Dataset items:
◇ ◇ ◇ ◇ ◇

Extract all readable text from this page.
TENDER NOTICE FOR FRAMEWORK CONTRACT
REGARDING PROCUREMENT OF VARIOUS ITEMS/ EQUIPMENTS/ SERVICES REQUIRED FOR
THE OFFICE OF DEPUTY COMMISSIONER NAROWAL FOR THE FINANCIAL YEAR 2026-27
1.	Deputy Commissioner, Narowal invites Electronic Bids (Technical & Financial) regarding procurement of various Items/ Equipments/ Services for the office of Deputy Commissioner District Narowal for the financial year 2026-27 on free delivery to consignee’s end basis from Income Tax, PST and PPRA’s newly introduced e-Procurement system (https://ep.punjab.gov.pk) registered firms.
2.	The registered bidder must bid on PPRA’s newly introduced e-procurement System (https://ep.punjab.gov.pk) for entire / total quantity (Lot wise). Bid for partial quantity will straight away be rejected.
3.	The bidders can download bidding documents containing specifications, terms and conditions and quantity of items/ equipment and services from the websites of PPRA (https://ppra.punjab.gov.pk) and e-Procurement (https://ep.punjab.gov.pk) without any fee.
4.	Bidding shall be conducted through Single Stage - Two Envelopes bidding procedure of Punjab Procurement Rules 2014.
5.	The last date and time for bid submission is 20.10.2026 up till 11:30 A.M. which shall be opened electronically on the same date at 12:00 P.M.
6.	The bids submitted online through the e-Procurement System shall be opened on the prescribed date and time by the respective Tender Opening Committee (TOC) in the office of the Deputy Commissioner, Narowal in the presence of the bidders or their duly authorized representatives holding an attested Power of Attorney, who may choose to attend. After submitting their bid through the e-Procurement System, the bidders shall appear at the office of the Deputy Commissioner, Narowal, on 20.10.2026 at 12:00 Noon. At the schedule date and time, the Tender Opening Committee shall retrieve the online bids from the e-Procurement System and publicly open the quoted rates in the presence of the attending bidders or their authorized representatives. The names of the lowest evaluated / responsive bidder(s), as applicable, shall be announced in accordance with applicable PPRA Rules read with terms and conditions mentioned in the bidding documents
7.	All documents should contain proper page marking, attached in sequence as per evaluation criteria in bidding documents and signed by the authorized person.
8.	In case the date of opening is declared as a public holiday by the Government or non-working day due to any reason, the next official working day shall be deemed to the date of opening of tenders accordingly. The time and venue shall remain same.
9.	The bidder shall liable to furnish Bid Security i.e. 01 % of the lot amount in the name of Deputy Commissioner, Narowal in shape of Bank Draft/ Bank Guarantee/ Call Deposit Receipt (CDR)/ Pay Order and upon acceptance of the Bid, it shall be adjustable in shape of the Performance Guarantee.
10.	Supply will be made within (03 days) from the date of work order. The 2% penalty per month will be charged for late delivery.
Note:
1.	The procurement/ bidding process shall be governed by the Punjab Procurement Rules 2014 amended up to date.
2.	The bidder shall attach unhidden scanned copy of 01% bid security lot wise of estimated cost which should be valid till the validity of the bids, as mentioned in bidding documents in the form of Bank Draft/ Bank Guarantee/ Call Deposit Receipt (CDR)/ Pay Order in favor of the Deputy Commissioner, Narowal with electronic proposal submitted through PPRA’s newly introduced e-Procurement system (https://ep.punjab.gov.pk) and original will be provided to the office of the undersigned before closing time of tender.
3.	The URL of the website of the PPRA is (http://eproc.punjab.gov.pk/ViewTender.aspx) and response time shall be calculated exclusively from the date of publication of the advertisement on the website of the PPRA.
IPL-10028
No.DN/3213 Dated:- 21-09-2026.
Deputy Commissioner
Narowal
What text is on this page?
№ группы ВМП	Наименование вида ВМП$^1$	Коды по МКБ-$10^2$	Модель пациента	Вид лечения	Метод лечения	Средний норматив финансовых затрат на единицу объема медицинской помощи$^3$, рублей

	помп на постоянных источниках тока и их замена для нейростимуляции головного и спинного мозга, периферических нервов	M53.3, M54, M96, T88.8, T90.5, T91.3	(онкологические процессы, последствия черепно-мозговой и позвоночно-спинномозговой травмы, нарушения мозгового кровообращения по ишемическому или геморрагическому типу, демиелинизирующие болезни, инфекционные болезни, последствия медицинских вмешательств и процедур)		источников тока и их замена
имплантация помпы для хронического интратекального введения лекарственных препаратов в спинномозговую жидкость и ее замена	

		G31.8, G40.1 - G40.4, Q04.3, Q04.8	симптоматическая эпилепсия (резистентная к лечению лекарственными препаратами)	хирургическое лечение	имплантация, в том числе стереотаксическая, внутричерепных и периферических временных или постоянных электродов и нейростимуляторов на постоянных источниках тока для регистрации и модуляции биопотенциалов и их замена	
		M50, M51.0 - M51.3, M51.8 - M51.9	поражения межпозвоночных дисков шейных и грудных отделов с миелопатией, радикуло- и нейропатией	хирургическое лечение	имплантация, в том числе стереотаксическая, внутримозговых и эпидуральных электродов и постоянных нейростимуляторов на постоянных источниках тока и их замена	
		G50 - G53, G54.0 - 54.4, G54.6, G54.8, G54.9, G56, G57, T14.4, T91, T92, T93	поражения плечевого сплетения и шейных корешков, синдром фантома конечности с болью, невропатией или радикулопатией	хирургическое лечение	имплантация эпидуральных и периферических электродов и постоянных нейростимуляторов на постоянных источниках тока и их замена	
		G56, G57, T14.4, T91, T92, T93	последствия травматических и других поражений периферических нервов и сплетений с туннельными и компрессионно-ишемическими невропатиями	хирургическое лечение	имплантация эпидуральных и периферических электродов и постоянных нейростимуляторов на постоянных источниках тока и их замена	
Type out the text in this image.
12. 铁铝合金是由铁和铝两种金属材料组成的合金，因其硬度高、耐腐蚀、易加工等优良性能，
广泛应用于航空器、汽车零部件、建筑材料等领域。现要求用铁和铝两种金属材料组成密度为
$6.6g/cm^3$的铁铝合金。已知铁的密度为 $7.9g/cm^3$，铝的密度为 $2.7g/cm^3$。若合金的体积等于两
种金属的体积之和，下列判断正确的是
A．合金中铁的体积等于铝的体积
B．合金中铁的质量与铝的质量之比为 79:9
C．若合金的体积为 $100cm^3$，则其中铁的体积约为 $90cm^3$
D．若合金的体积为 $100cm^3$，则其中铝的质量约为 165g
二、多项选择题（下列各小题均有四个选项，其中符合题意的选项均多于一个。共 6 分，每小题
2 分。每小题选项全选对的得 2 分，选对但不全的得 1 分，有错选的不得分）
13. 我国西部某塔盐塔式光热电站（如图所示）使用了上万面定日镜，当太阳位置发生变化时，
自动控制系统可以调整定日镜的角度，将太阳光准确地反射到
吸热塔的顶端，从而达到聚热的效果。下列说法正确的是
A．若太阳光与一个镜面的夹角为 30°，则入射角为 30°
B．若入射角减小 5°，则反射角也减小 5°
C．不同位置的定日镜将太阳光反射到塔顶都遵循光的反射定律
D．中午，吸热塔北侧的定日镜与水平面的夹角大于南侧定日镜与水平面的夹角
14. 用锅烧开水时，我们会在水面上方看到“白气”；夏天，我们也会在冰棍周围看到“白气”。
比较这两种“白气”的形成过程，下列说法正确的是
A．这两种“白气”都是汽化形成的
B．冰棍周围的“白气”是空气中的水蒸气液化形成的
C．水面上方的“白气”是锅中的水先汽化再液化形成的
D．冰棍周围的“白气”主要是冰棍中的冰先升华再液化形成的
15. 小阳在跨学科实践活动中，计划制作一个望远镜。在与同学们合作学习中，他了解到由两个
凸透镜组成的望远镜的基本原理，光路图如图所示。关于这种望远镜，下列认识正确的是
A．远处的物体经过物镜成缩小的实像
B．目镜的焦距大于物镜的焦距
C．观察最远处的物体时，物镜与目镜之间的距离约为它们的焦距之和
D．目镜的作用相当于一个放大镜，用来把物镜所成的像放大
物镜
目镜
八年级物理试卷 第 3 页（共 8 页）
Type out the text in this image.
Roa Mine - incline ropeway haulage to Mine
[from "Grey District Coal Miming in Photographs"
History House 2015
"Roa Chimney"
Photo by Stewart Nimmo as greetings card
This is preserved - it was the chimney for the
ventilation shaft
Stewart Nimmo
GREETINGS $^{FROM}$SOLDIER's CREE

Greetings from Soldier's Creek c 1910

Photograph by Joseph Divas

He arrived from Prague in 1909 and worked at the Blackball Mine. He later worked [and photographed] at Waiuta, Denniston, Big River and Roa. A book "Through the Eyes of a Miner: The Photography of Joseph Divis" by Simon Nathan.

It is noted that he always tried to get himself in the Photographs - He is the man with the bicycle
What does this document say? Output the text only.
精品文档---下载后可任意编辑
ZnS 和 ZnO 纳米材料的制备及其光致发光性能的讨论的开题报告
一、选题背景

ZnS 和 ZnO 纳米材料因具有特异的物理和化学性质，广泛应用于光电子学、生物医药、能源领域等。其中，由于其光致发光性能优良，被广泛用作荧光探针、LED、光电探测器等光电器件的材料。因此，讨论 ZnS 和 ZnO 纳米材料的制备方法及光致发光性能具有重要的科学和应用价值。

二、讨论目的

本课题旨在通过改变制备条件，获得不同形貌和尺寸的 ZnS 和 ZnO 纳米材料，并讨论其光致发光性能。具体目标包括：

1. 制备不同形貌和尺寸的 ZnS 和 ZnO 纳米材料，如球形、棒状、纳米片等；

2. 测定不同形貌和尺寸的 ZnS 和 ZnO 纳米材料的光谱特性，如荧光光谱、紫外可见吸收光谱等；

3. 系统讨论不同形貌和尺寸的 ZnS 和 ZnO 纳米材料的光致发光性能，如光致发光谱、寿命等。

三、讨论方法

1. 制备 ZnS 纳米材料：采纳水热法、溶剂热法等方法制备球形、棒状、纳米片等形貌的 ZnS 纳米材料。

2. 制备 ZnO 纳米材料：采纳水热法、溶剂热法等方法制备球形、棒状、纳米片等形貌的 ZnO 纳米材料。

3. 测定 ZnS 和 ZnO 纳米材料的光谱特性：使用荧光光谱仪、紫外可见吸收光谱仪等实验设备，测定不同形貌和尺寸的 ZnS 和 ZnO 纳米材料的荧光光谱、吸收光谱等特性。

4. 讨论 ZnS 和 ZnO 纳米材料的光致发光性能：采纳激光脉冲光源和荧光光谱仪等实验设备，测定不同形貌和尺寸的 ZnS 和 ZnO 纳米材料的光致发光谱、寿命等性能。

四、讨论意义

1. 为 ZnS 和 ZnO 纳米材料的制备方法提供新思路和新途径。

◇ ◇ ◇ ◇ ◇

Reproduce every line from the entries that holds the word "Nimmo".

Photo by Stewart Nimmo as greetings card
Stewart Nimmo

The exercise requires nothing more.